▶ Exercise inputs:
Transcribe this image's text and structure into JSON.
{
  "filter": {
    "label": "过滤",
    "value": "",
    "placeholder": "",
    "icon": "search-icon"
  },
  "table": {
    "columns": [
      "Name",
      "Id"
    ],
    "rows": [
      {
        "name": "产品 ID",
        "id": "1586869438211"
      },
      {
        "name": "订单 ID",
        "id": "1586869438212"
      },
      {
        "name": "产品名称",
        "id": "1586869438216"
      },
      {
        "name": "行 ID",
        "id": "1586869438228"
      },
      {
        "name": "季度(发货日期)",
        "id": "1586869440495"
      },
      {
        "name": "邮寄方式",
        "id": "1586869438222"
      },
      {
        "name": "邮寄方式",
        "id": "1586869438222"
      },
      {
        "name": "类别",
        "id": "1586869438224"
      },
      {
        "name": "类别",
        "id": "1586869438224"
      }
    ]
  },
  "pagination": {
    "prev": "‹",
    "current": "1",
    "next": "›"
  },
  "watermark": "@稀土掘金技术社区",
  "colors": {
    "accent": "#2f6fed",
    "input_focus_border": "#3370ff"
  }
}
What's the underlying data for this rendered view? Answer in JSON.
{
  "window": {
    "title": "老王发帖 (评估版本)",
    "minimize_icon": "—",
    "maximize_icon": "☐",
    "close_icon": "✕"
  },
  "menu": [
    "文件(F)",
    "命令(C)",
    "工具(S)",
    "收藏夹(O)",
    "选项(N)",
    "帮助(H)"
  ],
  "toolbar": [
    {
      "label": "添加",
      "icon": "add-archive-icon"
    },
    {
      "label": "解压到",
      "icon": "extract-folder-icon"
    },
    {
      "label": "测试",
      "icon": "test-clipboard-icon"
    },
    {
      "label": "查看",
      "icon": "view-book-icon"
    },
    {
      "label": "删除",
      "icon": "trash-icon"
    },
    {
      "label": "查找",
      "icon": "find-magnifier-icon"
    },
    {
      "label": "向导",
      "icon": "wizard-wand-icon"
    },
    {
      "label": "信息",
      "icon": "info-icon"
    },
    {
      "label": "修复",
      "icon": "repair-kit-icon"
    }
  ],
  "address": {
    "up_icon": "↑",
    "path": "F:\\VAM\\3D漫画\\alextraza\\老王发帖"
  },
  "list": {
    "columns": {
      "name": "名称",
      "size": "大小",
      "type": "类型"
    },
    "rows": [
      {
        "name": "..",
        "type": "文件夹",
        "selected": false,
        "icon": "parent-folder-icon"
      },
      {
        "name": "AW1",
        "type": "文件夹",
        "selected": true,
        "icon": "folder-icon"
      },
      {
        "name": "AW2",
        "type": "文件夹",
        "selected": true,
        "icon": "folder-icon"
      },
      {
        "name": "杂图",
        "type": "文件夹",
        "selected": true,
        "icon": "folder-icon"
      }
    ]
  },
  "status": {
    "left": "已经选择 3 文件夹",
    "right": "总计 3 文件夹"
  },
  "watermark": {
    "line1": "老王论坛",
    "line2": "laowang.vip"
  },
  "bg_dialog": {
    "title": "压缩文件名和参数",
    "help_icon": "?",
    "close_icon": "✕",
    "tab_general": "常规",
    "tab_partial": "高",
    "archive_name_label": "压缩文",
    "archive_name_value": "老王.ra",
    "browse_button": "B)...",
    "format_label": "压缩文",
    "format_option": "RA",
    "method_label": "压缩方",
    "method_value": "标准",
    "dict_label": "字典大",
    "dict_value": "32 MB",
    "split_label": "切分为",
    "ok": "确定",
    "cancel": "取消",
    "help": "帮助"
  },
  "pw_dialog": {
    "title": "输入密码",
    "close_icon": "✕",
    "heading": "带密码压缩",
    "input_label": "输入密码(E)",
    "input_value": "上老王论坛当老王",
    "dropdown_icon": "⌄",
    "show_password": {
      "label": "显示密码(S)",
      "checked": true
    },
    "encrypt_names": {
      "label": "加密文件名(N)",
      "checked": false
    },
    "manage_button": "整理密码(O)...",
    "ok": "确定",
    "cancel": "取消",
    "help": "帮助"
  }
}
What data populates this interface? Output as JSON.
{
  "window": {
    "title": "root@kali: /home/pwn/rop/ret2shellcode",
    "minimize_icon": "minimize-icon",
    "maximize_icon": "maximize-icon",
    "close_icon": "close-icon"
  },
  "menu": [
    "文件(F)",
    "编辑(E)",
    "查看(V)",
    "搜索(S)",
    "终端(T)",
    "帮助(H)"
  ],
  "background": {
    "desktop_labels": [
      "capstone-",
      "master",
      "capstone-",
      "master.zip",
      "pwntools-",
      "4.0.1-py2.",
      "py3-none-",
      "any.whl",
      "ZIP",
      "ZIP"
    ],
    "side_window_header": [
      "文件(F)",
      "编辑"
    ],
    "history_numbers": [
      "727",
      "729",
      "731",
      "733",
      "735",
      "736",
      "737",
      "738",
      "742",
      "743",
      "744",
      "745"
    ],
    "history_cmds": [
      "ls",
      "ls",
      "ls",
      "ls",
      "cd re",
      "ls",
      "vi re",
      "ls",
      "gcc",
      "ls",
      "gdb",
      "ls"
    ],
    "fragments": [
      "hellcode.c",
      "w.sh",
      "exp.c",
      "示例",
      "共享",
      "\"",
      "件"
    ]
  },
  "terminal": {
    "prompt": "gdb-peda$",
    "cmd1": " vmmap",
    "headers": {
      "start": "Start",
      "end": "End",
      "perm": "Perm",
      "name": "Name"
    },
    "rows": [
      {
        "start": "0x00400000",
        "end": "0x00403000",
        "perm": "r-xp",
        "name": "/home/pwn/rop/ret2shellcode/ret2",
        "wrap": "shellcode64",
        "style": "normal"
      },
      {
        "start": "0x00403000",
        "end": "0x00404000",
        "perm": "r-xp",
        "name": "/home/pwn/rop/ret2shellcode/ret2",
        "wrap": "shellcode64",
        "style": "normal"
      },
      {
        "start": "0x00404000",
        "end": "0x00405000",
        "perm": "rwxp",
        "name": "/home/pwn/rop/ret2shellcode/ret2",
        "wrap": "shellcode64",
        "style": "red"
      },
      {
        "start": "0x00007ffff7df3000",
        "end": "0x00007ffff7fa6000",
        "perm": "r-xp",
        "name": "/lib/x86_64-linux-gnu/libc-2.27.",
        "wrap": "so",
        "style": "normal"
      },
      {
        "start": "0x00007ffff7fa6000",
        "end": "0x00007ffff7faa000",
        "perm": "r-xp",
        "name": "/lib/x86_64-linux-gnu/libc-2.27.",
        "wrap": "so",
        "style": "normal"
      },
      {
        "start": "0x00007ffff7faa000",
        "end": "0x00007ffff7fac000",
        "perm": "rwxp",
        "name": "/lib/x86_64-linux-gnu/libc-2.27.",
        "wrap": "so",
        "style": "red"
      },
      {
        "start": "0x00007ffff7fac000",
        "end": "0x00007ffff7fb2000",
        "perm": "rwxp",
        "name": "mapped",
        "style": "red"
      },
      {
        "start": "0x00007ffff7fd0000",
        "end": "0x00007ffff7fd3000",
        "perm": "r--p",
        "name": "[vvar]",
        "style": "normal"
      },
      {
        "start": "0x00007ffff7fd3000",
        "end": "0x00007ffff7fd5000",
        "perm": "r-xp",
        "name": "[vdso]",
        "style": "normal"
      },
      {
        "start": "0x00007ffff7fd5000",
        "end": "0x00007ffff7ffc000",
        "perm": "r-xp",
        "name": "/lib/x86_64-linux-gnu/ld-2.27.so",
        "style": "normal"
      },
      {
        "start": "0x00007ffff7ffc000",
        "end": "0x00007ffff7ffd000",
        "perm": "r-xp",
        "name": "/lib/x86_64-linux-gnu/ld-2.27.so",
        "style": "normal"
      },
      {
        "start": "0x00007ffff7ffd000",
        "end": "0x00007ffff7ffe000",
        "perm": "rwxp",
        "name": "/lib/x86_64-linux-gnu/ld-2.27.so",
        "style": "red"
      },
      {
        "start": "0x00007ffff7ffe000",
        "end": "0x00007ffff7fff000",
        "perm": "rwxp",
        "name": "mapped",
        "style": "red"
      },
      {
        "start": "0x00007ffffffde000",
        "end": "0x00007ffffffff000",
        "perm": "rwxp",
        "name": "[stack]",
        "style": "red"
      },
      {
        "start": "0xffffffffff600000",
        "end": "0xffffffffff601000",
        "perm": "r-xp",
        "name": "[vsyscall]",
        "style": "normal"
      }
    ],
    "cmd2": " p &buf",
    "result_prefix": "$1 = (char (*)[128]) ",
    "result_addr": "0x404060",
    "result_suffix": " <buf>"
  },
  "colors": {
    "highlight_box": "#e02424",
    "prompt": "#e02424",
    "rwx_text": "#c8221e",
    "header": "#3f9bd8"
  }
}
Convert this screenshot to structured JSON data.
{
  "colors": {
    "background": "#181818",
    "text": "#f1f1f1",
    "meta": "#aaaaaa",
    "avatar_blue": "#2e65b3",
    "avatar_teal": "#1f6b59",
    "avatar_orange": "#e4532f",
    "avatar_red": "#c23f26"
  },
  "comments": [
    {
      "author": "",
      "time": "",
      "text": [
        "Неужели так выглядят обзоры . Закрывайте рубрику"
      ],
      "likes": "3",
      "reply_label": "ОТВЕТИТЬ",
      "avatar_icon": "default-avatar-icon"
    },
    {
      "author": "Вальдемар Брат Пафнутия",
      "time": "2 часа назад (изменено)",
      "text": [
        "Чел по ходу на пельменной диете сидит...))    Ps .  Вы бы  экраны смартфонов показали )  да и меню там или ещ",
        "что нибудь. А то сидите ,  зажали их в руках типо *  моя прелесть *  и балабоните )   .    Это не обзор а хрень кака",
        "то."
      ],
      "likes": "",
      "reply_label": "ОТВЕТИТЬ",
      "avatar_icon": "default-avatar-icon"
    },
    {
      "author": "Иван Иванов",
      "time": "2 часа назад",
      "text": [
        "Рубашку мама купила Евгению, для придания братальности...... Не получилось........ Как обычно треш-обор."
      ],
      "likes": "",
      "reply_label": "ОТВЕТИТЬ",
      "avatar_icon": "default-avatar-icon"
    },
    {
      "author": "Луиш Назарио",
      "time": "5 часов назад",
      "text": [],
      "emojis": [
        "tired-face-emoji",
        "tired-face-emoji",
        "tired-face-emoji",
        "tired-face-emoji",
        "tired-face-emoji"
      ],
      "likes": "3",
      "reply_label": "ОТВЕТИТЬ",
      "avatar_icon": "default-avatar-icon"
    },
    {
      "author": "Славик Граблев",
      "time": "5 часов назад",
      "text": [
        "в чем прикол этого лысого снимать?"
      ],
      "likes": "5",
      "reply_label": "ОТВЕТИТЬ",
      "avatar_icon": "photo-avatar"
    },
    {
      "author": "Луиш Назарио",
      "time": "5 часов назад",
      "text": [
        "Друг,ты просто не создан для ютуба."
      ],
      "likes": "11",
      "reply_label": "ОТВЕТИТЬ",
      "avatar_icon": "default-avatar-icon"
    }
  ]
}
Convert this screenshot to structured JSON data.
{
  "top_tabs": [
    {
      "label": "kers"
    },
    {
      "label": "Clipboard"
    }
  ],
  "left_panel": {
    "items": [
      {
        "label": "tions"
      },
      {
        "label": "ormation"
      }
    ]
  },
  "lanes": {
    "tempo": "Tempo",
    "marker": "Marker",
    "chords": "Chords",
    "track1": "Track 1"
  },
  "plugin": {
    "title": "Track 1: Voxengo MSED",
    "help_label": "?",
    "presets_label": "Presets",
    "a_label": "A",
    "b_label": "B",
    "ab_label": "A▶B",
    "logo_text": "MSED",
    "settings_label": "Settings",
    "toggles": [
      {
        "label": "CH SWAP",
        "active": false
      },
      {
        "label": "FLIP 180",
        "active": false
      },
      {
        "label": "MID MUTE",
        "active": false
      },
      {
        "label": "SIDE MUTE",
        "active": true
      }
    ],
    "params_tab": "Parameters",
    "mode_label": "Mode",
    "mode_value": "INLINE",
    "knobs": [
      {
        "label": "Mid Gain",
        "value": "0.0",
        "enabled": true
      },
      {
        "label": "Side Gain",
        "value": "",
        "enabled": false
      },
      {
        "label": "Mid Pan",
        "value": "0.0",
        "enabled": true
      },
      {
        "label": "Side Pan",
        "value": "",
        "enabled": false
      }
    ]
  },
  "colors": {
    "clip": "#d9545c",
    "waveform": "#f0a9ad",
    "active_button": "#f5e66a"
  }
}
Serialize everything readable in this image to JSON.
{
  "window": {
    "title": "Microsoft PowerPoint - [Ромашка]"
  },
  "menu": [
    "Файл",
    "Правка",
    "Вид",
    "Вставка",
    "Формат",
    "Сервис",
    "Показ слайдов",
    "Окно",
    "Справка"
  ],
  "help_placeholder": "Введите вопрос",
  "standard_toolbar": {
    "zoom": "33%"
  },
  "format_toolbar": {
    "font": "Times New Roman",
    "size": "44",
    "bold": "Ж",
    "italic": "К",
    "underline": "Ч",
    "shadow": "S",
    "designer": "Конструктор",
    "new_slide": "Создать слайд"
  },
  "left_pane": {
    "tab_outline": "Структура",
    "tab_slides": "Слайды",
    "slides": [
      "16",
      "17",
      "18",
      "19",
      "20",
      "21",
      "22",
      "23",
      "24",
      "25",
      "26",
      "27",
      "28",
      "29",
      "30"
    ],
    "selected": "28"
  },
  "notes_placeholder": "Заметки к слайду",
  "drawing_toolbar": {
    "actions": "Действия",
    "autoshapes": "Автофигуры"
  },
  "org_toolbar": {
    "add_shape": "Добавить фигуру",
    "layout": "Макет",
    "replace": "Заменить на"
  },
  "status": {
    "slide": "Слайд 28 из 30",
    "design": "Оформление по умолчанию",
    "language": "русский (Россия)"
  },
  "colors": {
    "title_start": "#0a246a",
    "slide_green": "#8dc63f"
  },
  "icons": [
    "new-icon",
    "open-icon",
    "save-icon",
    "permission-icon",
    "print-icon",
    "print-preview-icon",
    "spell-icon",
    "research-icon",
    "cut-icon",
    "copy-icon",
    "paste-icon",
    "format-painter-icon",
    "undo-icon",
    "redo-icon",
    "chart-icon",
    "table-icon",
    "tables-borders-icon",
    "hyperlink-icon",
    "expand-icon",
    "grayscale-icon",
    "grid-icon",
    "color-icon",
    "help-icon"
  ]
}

▶ Exercise aim: Using the records above, copy each line that contains "image".

▶ Completed task:
Transcribe this image's text and structure into JSON.
Serialize everything readable in this image to JSON.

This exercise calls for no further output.